Stored entries
Start
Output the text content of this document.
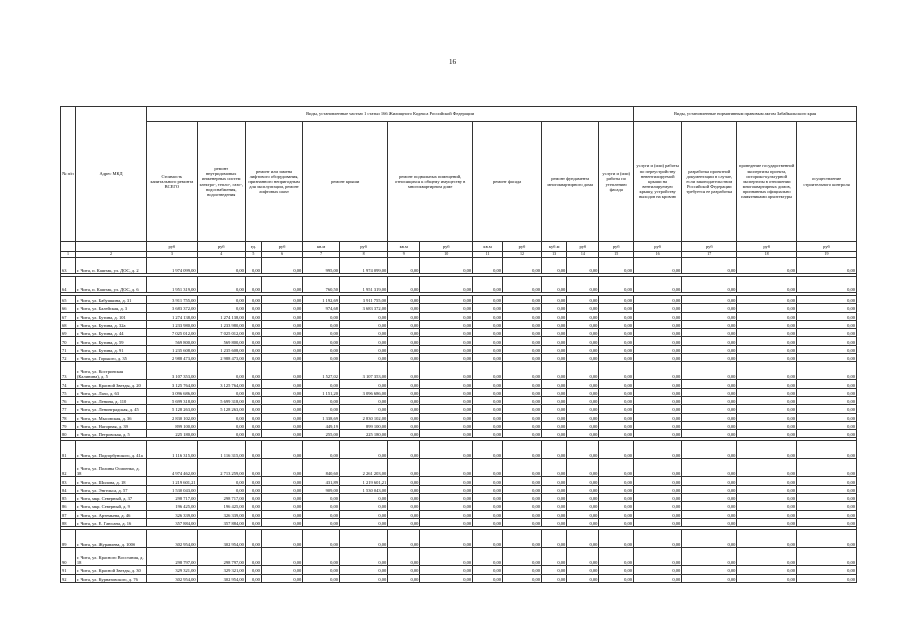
16
№ п/п	Адрес МКД	Виды, установленные частью 1 статьи 166 Жилищного Кодекса Российской Федерации													Виды, установленные нормативным правовым актом Забайкальского края			
		Стоимость капитального ремонта ВСЕГО	ремонт внутридомовых инженерных систем электро-, тепло-, газо-, водоснабжения, водоотведения	ремонт или замена лифтового оборудования, признанного непригодным для эксплуатации, ремонт лифтовых шахт		ремонт крыши		ремонт подвальных помещений, относящихся к общему имуществу в многоквартирном доме		ремонт фасада		ремонт фундамента многоквартирного дома		услуги и (или) работы по утеплению фасада	услуги и (или) работы по переустройству невентилируемой крыши на вентилируемую крышу, устройству выходов на кровлю	разработка проектной документации в случае, если законодательством Российской Федерации требуется ее разработка	проведение государственной экспертизы проекта, историко-культурной экспертизы в отношении многоквартирных домов, признанных официально памятниками архитектуры	осуществление строительного контроля
		руб	руб	ед.	руб	кв.м	руб	кв.м	руб	кв.м	руб	куб.м	руб	руб	руб	руб	руб	руб
1	2	3	4	5	6	7	8	9	10	11	12	13	14	15	16	17	18	19
63	г. Чита, п. Каштак, ул. ДОС, д. 2	1 974 099,00	0,00	0,00	0,00	995,00	1 974 099,00	0,00	0,00	0,00	0,00	0,00	0,00	0,00	0,00	0,00	0,00	0,00

64	г. Чита, п. Каштак, ул. ДОС, д. 6	1 951 319,00	0,00	0,00	0,00	760,50	1 951 319,00	0,00	0,00	0,00	0,00	0,00	0,00	0,00	0,00	0,00	0,00	0,00

65	г. Чита, ул. Бабушкина, д. 31	3 911 755,00	0,00	0,00	0,00	1 192,69	3 911 755,00	0,00	0,00	0,00	0,00	0,00	0,00	0,00	0,00	0,00	0,00	0,00
66	г. Чита, ул. Балейская, д. 3	3 683 372,00	0,00	0,00	0,00	974,68	3 683 372,00	0,00	0,00	0,00	0,00	0,00	0,00	0,00	0,00	0,00	0,00	0,00
67	г. Чита, ул. Бутина, д. 101	1 274 138,00	1 274 138,00	0,00	0,00	0,00	0,00	0,00	0,00	0,00	0,00	0,00	0,00	0,00	0,00	0,00	0,00	0,00
68	г. Чита, ул. Бутина, д. 32а	1 233 980,00	1 233 980,00	0,00	0,00	0,00	0,00	0,00	0,00	0,00	0,00	0,00	0,00	0,00	0,00	0,00	0,00	0,00
69	г. Чита, ул. Бутина, д. 44	7 025 012,00	7 025 012,00	0,00	0,00	0,00	0,00	0,00	0,00	0,00	0,00	0,00	0,00	0,00	0,00	0,00	0,00	0,00
70	г. Чита, ул. Бутина, д. 59	569 800,00	569 800,00	0,00	0,00	0,00	0,00	0,00	0,00	0,00	0,00	0,00	0,00	0,00	0,00	0,00	0,00	0,00
71	г. Чита, ул. Бутина, д. 91	1 235 608,00	1 235 608,00	0,00	0,00	0,00	0,00	0,00	0,00	0,00	0,00	0,00	0,00	0,00	0,00	0,00	0,00	0,00
72	г. Чита, ул. Горького, д. 35	2 988 473,00	2 988 473,00	0,00	0,00	0,00	0,00	0,00	0,00	0,00	0,00	0,00	0,00	0,00	0,00	0,00	0,00	0,00
73	г. Чита, ул. Костринская (Калинина), д. 5	3 107 353,00	0,00	0,00	0,00	1 527,02	3 107 353,00	0,00	0,00	0,00	0,00	0,00	0,00	0,00	0,00	0,00	0,00	0,00
74	г. Чита, ул. Красной Звезды, д. 20	3 125 764,00	3 125 764,00	0,00	0,00	0,00	0,00	0,00	0,00	0,00	0,00	0,00	0,00	0,00	0,00	0,00	0,00	0,00
75	г. Чита, ул. Лазо, д. 63	3 096 686,00	0,00	0,00	0,00	1 151,20	3 096 686,00	0,00	0,00	0,00	0,00	0,00	0,00	0,00	0,00	0,00	0,00	0,00
76	г. Чита, ул. Ленина, д. 110	5 699 318,00	5 699 318,00	0,00	0,00	0,00	0,00	0,00	0,00	0,00	0,00	0,00	0,00	0,00	0,00	0,00	0,00	0,00
77	г. Чита, ул. Ленинградская, д. 45	5 128 263,00	5 128 263,00	0,00	0,00	0,00	0,00	0,00	0,00	0,00	0,00	0,00	0,00	0,00	0,00	0,00	0,00	0,00
78	г. Чита, ул. Мысовская, д. 36	2 830 102,00	0,00	0,00	0,00	1 338,69	2 830 102,00	0,00	0,00	0,00	0,00	0,00	0,00	0,00	0,00	0,00	0,00	0,00
79	г. Чита, ул. Нагорная, д. 39	899 100,00	0,00	0,00	0,00	449,19	899 100,00	0,00	0,00	0,00	0,00	0,00	0,00	0,00	0,00	0,00	0,00	0,00
80	г. Чита, ул. Петровская, д. 5	225 180,00	0,00	0,00	0,00	255,00	225 180,00	0,00	0,00	0,00	0,00	0,00	0,00	0,00	0,00	0,00	0,00	0,00

81	г. Чита, ул. Подгорбунского, д. 41а	1 116 315,00	1 116 315,00	0,00	0,00	0,00	0,00	0,00	0,00	0,00	0,00	0,00	0,00	0,00	0,00	0,00	0,00	0,00
82	г. Чита, ул. Полины Осипенко, д. 38	4 974 462,00	2 713 259,00	0,00	0,00	840,60	2 261 203,00	0,00	0,00	0,00	0,00	0,00	0,00	0,00	0,00	0,00	0,00	0,00
83	г. Чита, ул. Шилова, д. 18	1 219 601,21	0,00	0,00	0,00	431,89	1 219 601,21	0,00	0,00	0,00	0,00	0,00	0,00	0,00	0,00	0,00	0,00	0,00
84	г. Чита, ул. Энгельса, д. 57	1 530 043,00	0,00	0,00	0,00	909,00	1 530 043,00	0,00	0,00	0,00	0,00	0,00	0,00	0,00	0,00	0,00	0,00	0,00
85	г. Чита, мкр. Северный, д. 37	298 717,00	298 717,00	0,00	0,00	0,00	0,00	0,00	0,00	0,00	0,00	0,00	0,00	0,00	0,00	0,00	0,00	0,00
86	г. Чита, мкр. Северный, д. 9	196 425,00	196 425,00	0,00	0,00	0,00	0,00	0,00	0,00	0,00	0,00	0,00	0,00	0,00	0,00	0,00	0,00	0,00
87	г. Чита, ул. Артемьева, д. 46	326 339,00	326 339,00	0,00	0,00	0,00	0,00	0,00	0,00	0,00	0,00	0,00	0,00	0,00	0,00	0,00	0,00	0,00
88	г. Чита, ул. Е. Гаюсана, д. 16	357 884,00	357 884,00	0,00	0,00	0,00	0,00	0,00	0,00	0,00	0,00	0,00	0,00	0,00	0,00	0,00	0,00	0,00

89	г. Чита, ул. Журавлева, д. 100б	302 954,00	302 954,00	0,00	0,00	0,00	0,00	0,00	0,00	0,00	0,00	0,00	0,00	0,00	0,00	0,00	0,00	0,00
90	г. Чита, ул. Красного Восстания, д. 18	298 797,00	298 797,00	0,00	0,00	0,00	0,00	0,00	0,00	0,00	0,00	0,00	0,00	0,00	0,00	0,00	0,00	0,00
91	г. Чита, ул. Красной Звезды, д. 30	329 321,00	329 321,00	0,00	0,00	0,00	0,00	0,00	0,00	0,00	0,00	0,00	0,00	0,00	0,00	0,00	0,00	0,00
92	г. Чита, ул. Курнатовского, д. 76	302 954,00	302 954,00	0,00	0,00	0,00	0,00	0,00	0,00	0,00	0,00	0,00	0,00	0,00	0,00	0,00	0,00	0,00
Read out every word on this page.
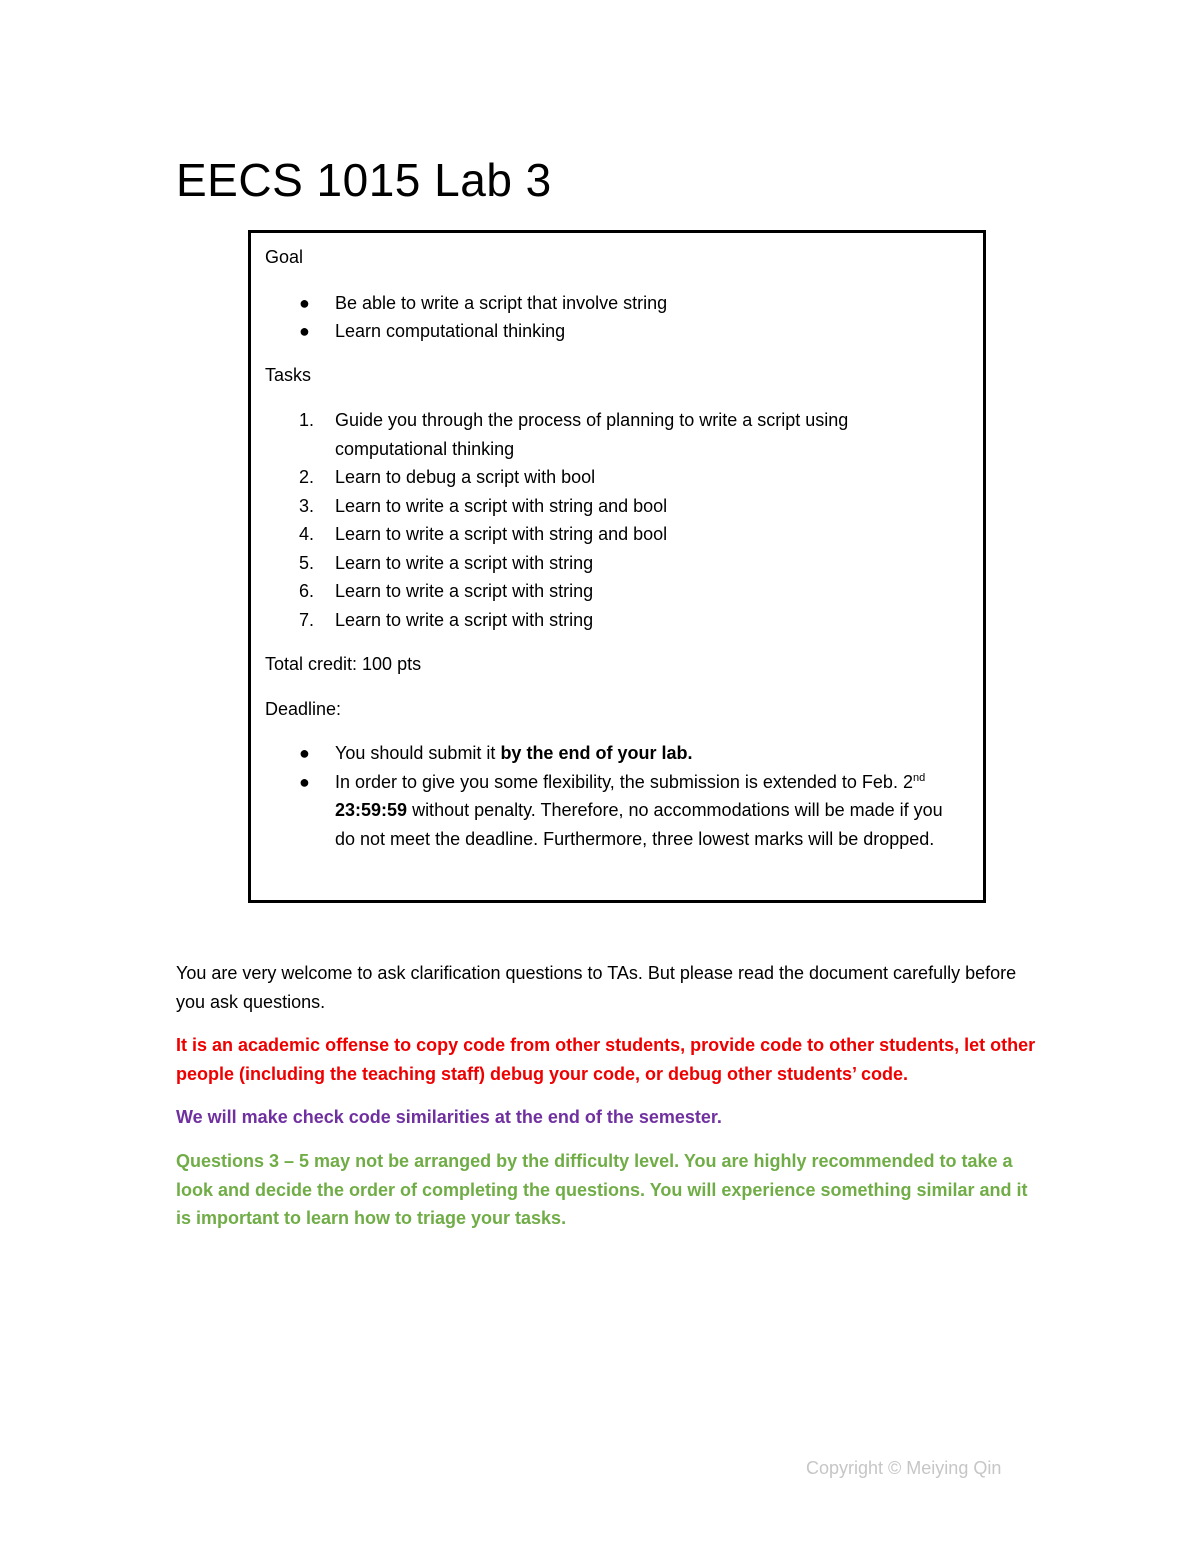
EECS 1015 Lab 3

Goal

● Be able to write a script that involve string
● Learn computational thinking

Tasks

1. Guide you through the process of planning to write a script using computational thinking
2. Learn to debug a script with bool
3. Learn to write a script with string and bool
4. Learn to write a script with string and bool
5. Learn to write a script with string
6. Learn to write a script with string
7. Learn to write a script with string

Total credit: 100 pts

Deadline:

● You should submit it by the end of your lab.
● In order to give you some flexibility, the submission is extended to Feb. 2nd 23:59:59 without penalty. Therefore, no accommodations will be made if you do not meet the deadline. Furthermore, three lowest marks will be dropped.

You are very welcome to ask clarification questions to TAs. But please read the document carefully before you ask questions.

It is an academic offense to copy code from other students, provide code to other students, let other people (including the teaching staff) debug your code, or debug other students’ code.

We will make check code similarities at the end of the semester.

Questions 3 – 5 may not be arranged by the difficulty level. You are highly recommended to take a look and decide the order of completing the questions. You will experience something similar and it is important to learn how to triage your tasks.

Copyright © Meiying Qin
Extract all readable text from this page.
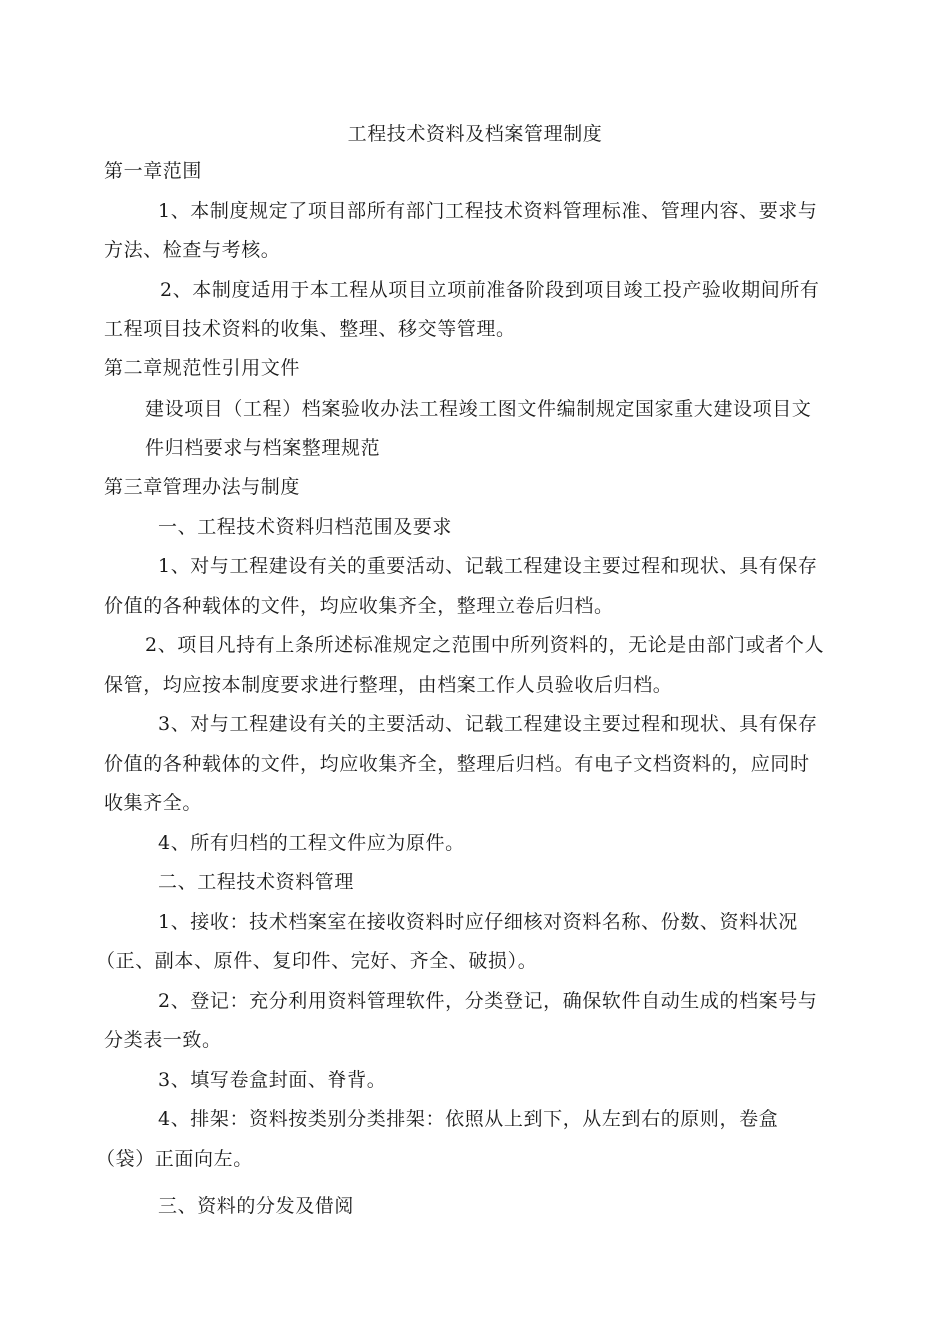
工程技术资料及档案管理制度
第一章范围
1、本制度规定了项目部所有部门工程技术资料管理标准、管理内容、要求与
方法、检查与考核。
2、本制度适用于本工程从项目立项前准备阶段到项目竣工投产验收期间所有
工程项目技术资料的收集、整理、移交等管理。
第二章规范性引用文件
建设项目（工程）档案验收办法工程竣工图文件编制规定国家重大建设项目文
件归档要求与档案整理规范
第三章管理办法与制度
一、工程技术资料归档范围及要求
1、对与工程建设有关的重要活动、记载工程建设主要过程和现状、具有保存
价值的各种载体的文件，均应收集齐全，整理立卷后归档。
2、项目凡持有上条所述标准规定之范围中所列资料的，无论是由部门或者个人
保管，均应按本制度要求进行整理，由档案工作人员验收后归档。
3、对与工程建设有关的主要活动、记载工程建设主要过程和现状、具有保存
价值的各种载体的文件，均应收集齐全，整理后归档。有电子文档资料的，应同时
收集齐全。
4、所有归档的工程文件应为原件。
二、工程技术资料管理
1、接收：技术档案室在接收资料时应仔细核对资料名称、份数、资料状况
（正、副本、原件、复印件、完好、齐全、破损）。
2、登记：充分利用资料管理软件，分类登记，确保软件自动生成的档案号与
分类表一致。
3、填写卷盒封面、脊背。
4、排架：资料按类别分类排架：依照从上到下，从左到右的原则，卷盒
（袋）正面向左。
三、资料的分发及借阅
End
Set down exactly, from the line that contains "Extract all readable text from this page." through the last line of the data, each line as it stands, and leave the pictures out.

Extract all readable text from this page.
工程技术资料及档案管理制度
第一章范围
1、本制度规定了项目部所有部门工程技术资料管理标准、管理内容、要求与
方法、检查与考核。
2、本制度适用于本工程从项目立项前准备阶段到项目竣工投产验收期间所有
工程项目技术资料的收集、整理、移交等管理。
第二章规范性引用文件
建设项目（工程）档案验收办法工程竣工图文件编制规定国家重大建设项目文
件归档要求与档案整理规范
第三章管理办法与制度
一、工程技术资料归档范围及要求
1、对与工程建设有关的重要活动、记载工程建设主要过程和现状、具有保存
价值的各种载体的文件，均应收集齐全，整理立卷后归档。
2、项目凡持有上条所述标准规定之范围中所列资料的，无论是由部门或者个人
保管，均应按本制度要求进行整理，由档案工作人员验收后归档。
3、对与工程建设有关的主要活动、记载工程建设主要过程和现状、具有保存
价值的各种载体的文件，均应收集齐全，整理后归档。有电子文档资料的，应同时
收集齐全。
4、所有归档的工程文件应为原件。
二、工程技术资料管理
1、接收：技术档案室在接收资料时应仔细核对资料名称、份数、资料状况
（正、副本、原件、复印件、完好、齐全、破损）。
2、登记：充分利用资料管理软件，分类登记，确保软件自动生成的档案号与
分类表一致。
3、填写卷盒封面、脊背。
4、排架：资料按类别分类排架：依照从上到下，从左到右的原则，卷盒
（袋）正面向左。
三、资料的分发及借阅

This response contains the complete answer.